§ Requirement:
Read the material below and tally how many lines hold the word "核心CPI", giving the number and nothing else.
--- start Task data ---
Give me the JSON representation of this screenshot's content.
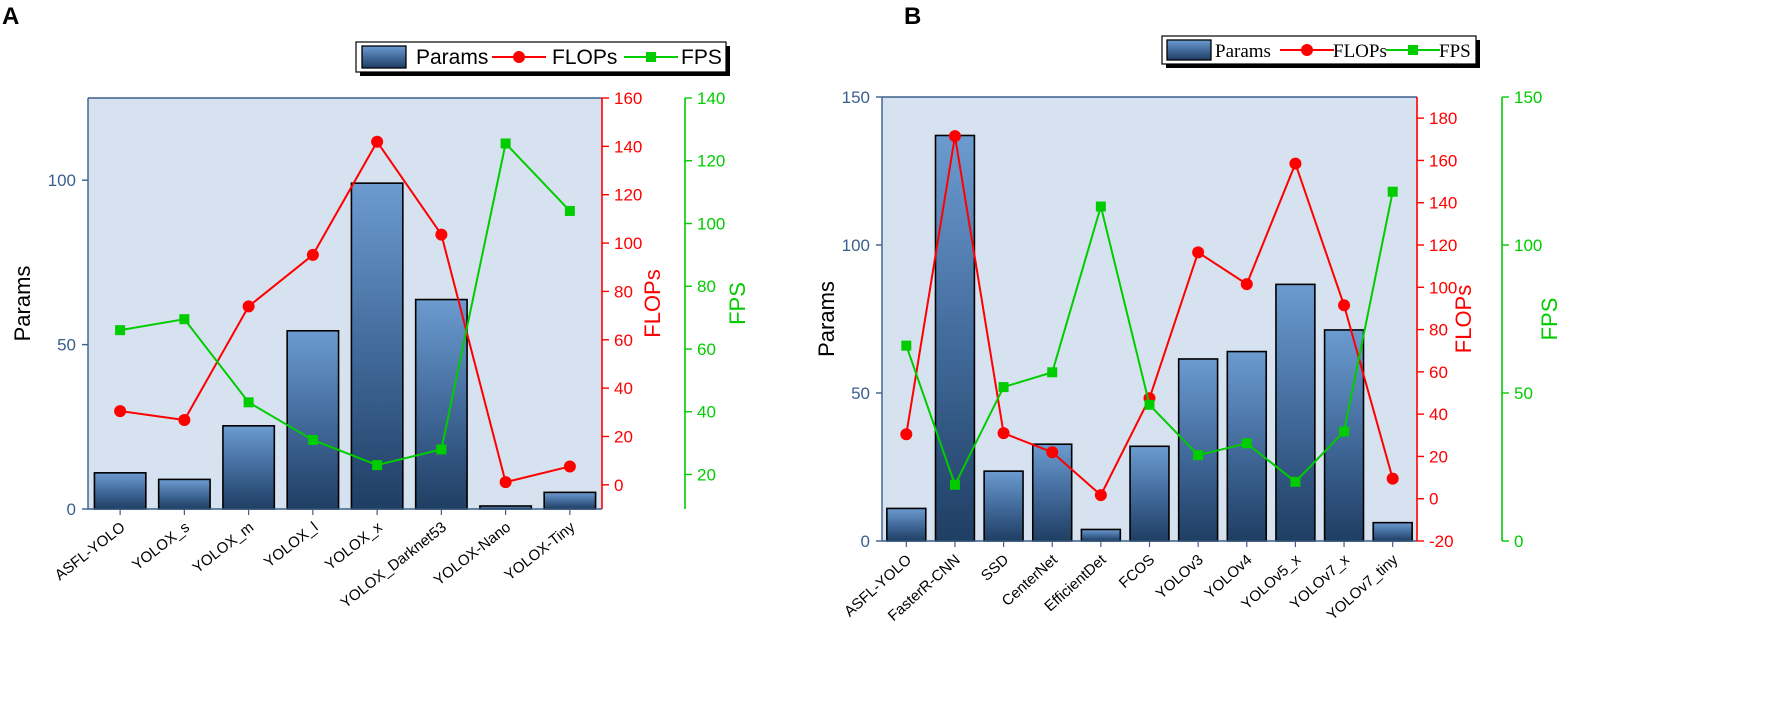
{
  "chart_data": [
    {
      "panel": "A",
      "type": "bar+line",
      "categories": [
        "ASFL-YOLO",
        "YOLOX_s",
        "YOLOX_m",
        "YOLOX_l",
        "YOLOX_x",
        "YOLOX_Darknet53",
        "YOLOX-Nano",
        "YOLOX-Tiny"
      ],
      "series": [
        {
          "name": "Params",
          "type": "bar",
          "axis": "left",
          "values": [
            11,
            9,
            25.3,
            54.2,
            99.1,
            63.7,
            0.91,
            5.06
          ]
        },
        {
          "name": "FLOPs",
          "type": "line",
          "axis": "right1",
          "values": [
            30.5,
            26.8,
            73.8,
            95.1,
            141.9,
            103.5,
            1.1,
            7.6
          ]
        },
        {
          "name": "FPS",
          "type": "line",
          "axis": "right2",
          "values": [
            66,
            69.5,
            43,
            31,
            23,
            28,
            125.5,
            104
          ]
        }
      ],
      "axes": {
        "left": {
          "label": "Params",
          "range": [
            0,
            125
          ],
          "ticks": [
            0,
            50,
            100
          ],
          "color": "#3b5f8c"
        },
        "right1": {
          "label": "FLOPs",
          "range": [
            -10,
            160
          ],
          "ticks": [
            0,
            20,
            40,
            60,
            80,
            100,
            120,
            140,
            160
          ],
          "color": "#ff0000"
        },
        "right2": {
          "label": "FPS",
          "range": [
            9,
            140
          ],
          "ticks": [
            20,
            40,
            60,
            80,
            100,
            120,
            140
          ],
          "color": "#00cc00"
        }
      },
      "legend": {
        "labels": [
          "Params",
          "FLOPs",
          "FPS"
        ],
        "position": "top-right"
      }
    },
    {
      "panel": "B",
      "type": "bar+line",
      "categories": [
        "ASFL-YOLO",
        "FasterR-CNN",
        "SSD",
        "CenterNet",
        "EfficientDet",
        "FCOS",
        "YOLOv3",
        "YOLOv4",
        "YOLOv5_x",
        "YOLOv7_x",
        "YOLOv7_tiny"
      ],
      "series": [
        {
          "name": "Params",
          "type": "bar",
          "axis": "left",
          "values": [
            11,
            137,
            23.6,
            32.7,
            3.9,
            32,
            61.5,
            64,
            86.7,
            71.3,
            6.2
          ]
        },
        {
          "name": "FLOPs",
          "type": "line",
          "axis": "right1",
          "values": [
            30.5,
            171.5,
            31,
            22,
            1.7,
            47.5,
            116.5,
            101.5,
            158.5,
            91.5,
            9.5
          ]
        },
        {
          "name": "FPS",
          "type": "line",
          "axis": "right2",
          "values": [
            66,
            19,
            52,
            57,
            113,
            46,
            29,
            33,
            20,
            37,
            118
          ]
        }
      ],
      "axes": {
        "left": {
          "label": "Params",
          "range": [
            0,
            150
          ],
          "ticks": [
            0,
            50,
            100,
            150
          ],
          "color": "#3b5f8c"
        },
        "right1": {
          "label": "FLOPs",
          "range": [
            -20,
            190
          ],
          "ticks": [
            -20,
            0,
            20,
            40,
            60,
            80,
            100,
            120,
            140,
            160,
            180
          ],
          "color": "#ff0000"
        },
        "right2": {
          "label": "FPS",
          "range": [
            0,
            150
          ],
          "ticks": [
            0,
            50,
            100,
            150
          ],
          "color": "#00cc00"
        }
      },
      "legend": {
        "labels": [
          "Params",
          "FLOPs",
          "FPS"
        ],
        "position": "top-right"
      }
    }
  ]
}
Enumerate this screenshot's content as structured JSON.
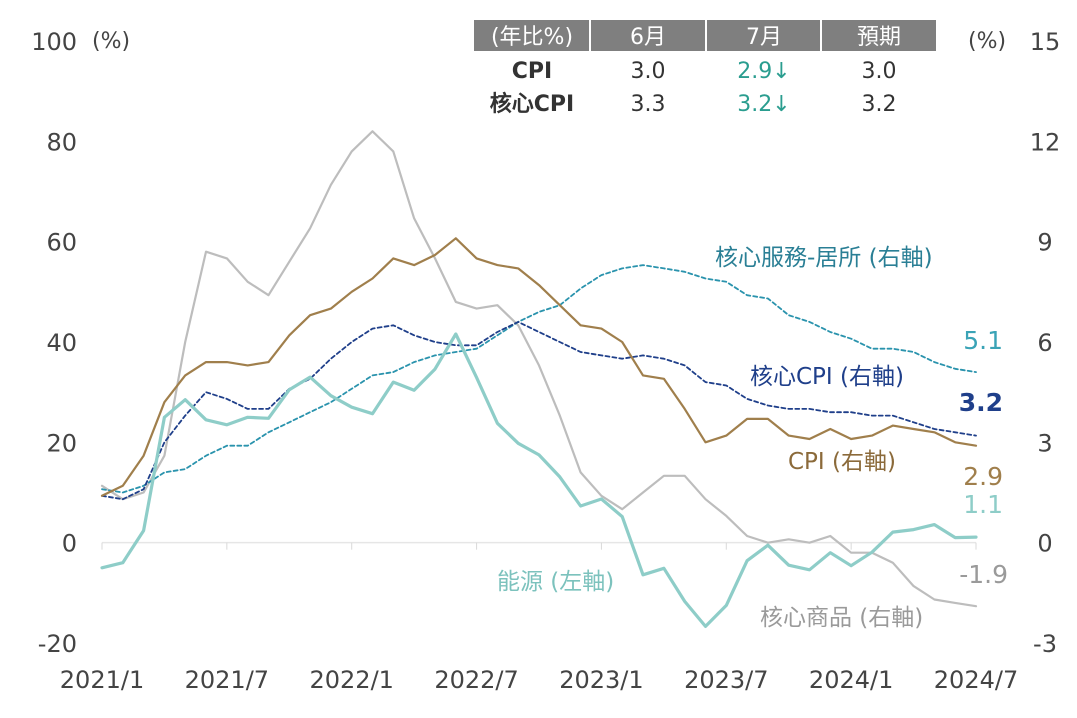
{
  "chart_data": {
    "type": "line",
    "left_axis": {
      "unit": "(%)",
      "range": [
        -20,
        100
      ],
      "ticks": [
        "100",
        "80",
        "60",
        "40",
        "20",
        "0",
        "-20"
      ]
    },
    "right_axis": {
      "unit": "(%)",
      "range": [
        -3,
        15
      ],
      "ticks": [
        "15",
        "12",
        "9",
        "6",
        "3",
        "0",
        "-3"
      ]
    },
    "x_ticks": [
      "2021/1",
      "2021/7",
      "2022/1",
      "2022/7",
      "2023/1",
      "2023/7",
      "2024/1",
      "2024/7"
    ],
    "months": [
      "2021/1",
      "2021/2",
      "2021/3",
      "2021/4",
      "2021/5",
      "2021/6",
      "2021/7",
      "2021/8",
      "2021/9",
      "2021/10",
      "2021/11",
      "2021/12",
      "2022/1",
      "2022/2",
      "2022/3",
      "2022/4",
      "2022/5",
      "2022/6",
      "2022/7",
      "2022/8",
      "2022/9",
      "2022/10",
      "2022/11",
      "2022/12",
      "2023/1",
      "2023/2",
      "2023/3",
      "2023/4",
      "2023/5",
      "2023/6",
      "2023/7",
      "2023/8",
      "2023/9",
      "2023/10",
      "2023/11",
      "2023/12",
      "2024/1",
      "2024/2",
      "2024/3",
      "2024/4",
      "2024/5",
      "2024/6",
      "2024/7"
    ],
    "series": [
      {
        "name": "核心商品 (右軸)",
        "axis": "right",
        "color": "#bdbdbd",
        "style": "solid",
        "values": [
          1.7,
          1.3,
          1.5,
          2.6,
          6.0,
          8.7,
          8.5,
          7.8,
          7.4,
          8.4,
          9.4,
          10.7,
          11.7,
          12.3,
          11.7,
          9.7,
          8.5,
          7.2,
          7.0,
          7.1,
          6.5,
          5.3,
          3.8,
          2.1,
          1.4,
          1.0,
          1.5,
          2.0,
          2.0,
          1.3,
          0.8,
          0.2,
          0.0,
          0.1,
          0.0,
          0.2,
          -0.3,
          -0.3,
          -0.6,
          -1.3,
          -1.7,
          -1.8,
          -1.9
        ]
      },
      {
        "name": "核心服務-居所 (右軸)",
        "axis": "right",
        "color": "#2a93ad",
        "style": "dashed",
        "values": [
          1.6,
          1.5,
          1.7,
          2.1,
          2.2,
          2.6,
          2.9,
          2.9,
          3.3,
          3.6,
          3.9,
          4.2,
          4.6,
          5.0,
          5.1,
          5.4,
          5.6,
          5.7,
          5.8,
          6.2,
          6.6,
          6.9,
          7.1,
          7.6,
          8.0,
          8.2,
          8.3,
          8.2,
          8.1,
          7.9,
          7.8,
          7.4,
          7.3,
          6.8,
          6.6,
          6.3,
          6.1,
          5.8,
          5.8,
          5.7,
          5.4,
          5.2,
          5.1
        ]
      },
      {
        "name": "核心CPI (右軸)",
        "axis": "right",
        "color": "#1f3f8a",
        "style": "dashed",
        "values": [
          1.4,
          1.3,
          1.6,
          3.0,
          3.8,
          4.5,
          4.3,
          4.0,
          4.0,
          4.6,
          4.9,
          5.5,
          6.0,
          6.4,
          6.5,
          6.2,
          6.0,
          5.9,
          5.9,
          6.3,
          6.6,
          6.3,
          6.0,
          5.7,
          5.6,
          5.5,
          5.6,
          5.5,
          5.3,
          4.8,
          4.7,
          4.3,
          4.1,
          4.0,
          4.0,
          3.9,
          3.9,
          3.8,
          3.8,
          3.6,
          3.4,
          3.3,
          3.2
        ]
      },
      {
        "name": "CPI (右軸)",
        "axis": "right",
        "color": "#a07f4c",
        "style": "solid",
        "values": [
          1.4,
          1.7,
          2.6,
          4.2,
          5.0,
          5.4,
          5.4,
          5.3,
          5.4,
          6.2,
          6.8,
          7.0,
          7.5,
          7.9,
          8.5,
          8.3,
          8.6,
          9.1,
          8.5,
          8.3,
          8.2,
          7.7,
          7.1,
          6.5,
          6.4,
          6.0,
          5.0,
          4.9,
          4.0,
          3.0,
          3.2,
          3.7,
          3.7,
          3.2,
          3.1,
          3.4,
          3.1,
          3.2,
          3.5,
          3.4,
          3.3,
          3.0,
          2.9
        ]
      },
      {
        "name": "能源 (左軸)",
        "axis": "left",
        "color": "#8ecdc8",
        "style": "solid",
        "values": [
          -5,
          -4,
          2.4,
          25,
          28.5,
          24.5,
          23.5,
          25,
          24.8,
          30.5,
          33,
          29.3,
          27,
          25.7,
          32,
          30.4,
          34.6,
          41.6,
          32.9,
          23.8,
          19.8,
          17.5,
          13.1,
          7.3,
          8.7,
          5.2,
          -6.4,
          -5.1,
          -11.7,
          -16.7,
          -12.5,
          -3.6,
          -0.5,
          -4.5,
          -5.4,
          -2,
          -4.6,
          -1.9,
          2.1,
          2.6,
          3.6,
          1,
          1.1
        ]
      }
    ],
    "labels": {
      "housing": "核心服務-居所 (右軸)",
      "core_cpi": "核心CPI (右軸)",
      "cpi": "CPI (右軸)",
      "energy": "能源 (左軸)",
      "core_goods": "核心商品 (右軸)"
    },
    "end_values": {
      "housing": "5.1",
      "core_cpi": "3.2",
      "cpi": "2.9",
      "energy": "1.1",
      "core_goods": "-1.9"
    },
    "table": {
      "headers": [
        "(年比%)",
        "6月",
        "7月",
        "預期"
      ],
      "rows": [
        {
          "label": "CPI",
          "june": "3.0",
          "july": "2.9↓",
          "expected": "3.0"
        },
        {
          "label": "核心CPI",
          "june": "3.3",
          "july": "3.2↓",
          "expected": "3.2"
        }
      ]
    }
  }
}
--- end Task data ---
§ Output for this task:
3